# What this task involves
Search the entries below. Return every line that has "values" in it.

# Data excerpts
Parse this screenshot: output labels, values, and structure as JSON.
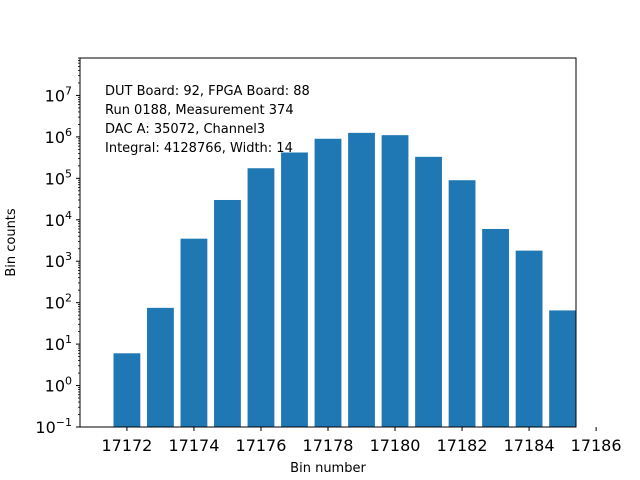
{
  "chart_data": {
    "type": "bar",
    "xlabel": "Bin number",
    "ylabel": "Bin counts",
    "yscale": "log",
    "ylim": [
      0.1,
      80000000
    ],
    "xlim": [
      17170.6,
      17185.4
    ],
    "bar_color": "#1f77b4",
    "bar_width": 0.8,
    "grid": false,
    "categories": [
      17172,
      17173,
      17174,
      17175,
      17176,
      17177,
      17178,
      17179,
      17180,
      17181,
      17182,
      17183,
      17184,
      17185
    ],
    "values": [
      6,
      75,
      3500,
      30000,
      175000,
      420000,
      900000,
      1250000,
      1100000,
      330000,
      90000,
      6000,
      1800,
      65
    ],
    "xticks": [
      {
        "value": 17172,
        "label": "17172"
      },
      {
        "value": 17174,
        "label": "17174"
      },
      {
        "value": 17176,
        "label": "17176"
      },
      {
        "value": 17178,
        "label": "17178"
      },
      {
        "value": 17180,
        "label": "17180"
      },
      {
        "value": 17182,
        "label": "17182"
      },
      {
        "value": 17184,
        "label": "17184"
      },
      {
        "value": 17186,
        "label": "17186"
      }
    ],
    "yticks": [
      {
        "exp": -1,
        "base": "10",
        "sup": "−1"
      },
      {
        "exp": 0,
        "base": "10",
        "sup": "0"
      },
      {
        "exp": 1,
        "base": "10",
        "sup": "1"
      },
      {
        "exp": 2,
        "base": "10",
        "sup": "2"
      },
      {
        "exp": 3,
        "base": "10",
        "sup": "3"
      },
      {
        "exp": 4,
        "base": "10",
        "sup": "4"
      },
      {
        "exp": 5,
        "base": "10",
        "sup": "5"
      },
      {
        "exp": 6,
        "base": "10",
        "sup": "6"
      },
      {
        "exp": 7,
        "base": "10",
        "sup": "7"
      }
    ],
    "annotations": [
      "DUT Board: 92, FPGA Board: 88",
      "Run 0188, Measurement 374",
      "DAC A: 35072, Channel3",
      "Integral: 4128766, Width: 14"
    ]
  }
}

# Result
Parse this screenshot: output labels, values, and structure as JSON.
    "values": [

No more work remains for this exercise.